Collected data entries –
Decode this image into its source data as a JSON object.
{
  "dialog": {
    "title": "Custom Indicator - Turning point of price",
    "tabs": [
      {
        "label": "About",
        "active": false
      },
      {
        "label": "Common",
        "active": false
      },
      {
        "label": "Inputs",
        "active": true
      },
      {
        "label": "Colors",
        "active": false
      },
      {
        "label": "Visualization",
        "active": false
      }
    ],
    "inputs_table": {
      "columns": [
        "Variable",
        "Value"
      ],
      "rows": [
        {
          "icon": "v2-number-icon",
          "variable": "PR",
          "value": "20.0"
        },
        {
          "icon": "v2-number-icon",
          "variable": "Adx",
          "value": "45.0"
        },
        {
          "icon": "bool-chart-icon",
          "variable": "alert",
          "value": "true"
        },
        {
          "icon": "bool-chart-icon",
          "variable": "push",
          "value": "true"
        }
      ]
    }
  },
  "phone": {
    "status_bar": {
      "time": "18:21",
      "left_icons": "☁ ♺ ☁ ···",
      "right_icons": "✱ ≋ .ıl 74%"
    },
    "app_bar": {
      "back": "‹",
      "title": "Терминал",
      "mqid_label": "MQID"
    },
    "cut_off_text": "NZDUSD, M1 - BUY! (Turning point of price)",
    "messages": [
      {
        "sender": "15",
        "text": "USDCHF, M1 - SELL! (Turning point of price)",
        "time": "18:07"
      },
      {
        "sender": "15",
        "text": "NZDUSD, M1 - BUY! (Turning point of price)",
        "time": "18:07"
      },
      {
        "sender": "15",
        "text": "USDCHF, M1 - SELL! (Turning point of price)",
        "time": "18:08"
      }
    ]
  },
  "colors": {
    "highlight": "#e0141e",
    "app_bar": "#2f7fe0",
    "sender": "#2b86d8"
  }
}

WHAT YOU ARE ASKED TO DO – Show the lines where the word "time" appears in the entries.

CORRECT RESPONSE –
      "time": "18:21",
        "time": "18:07"
        "time": "18:07"
        "time": "18:08"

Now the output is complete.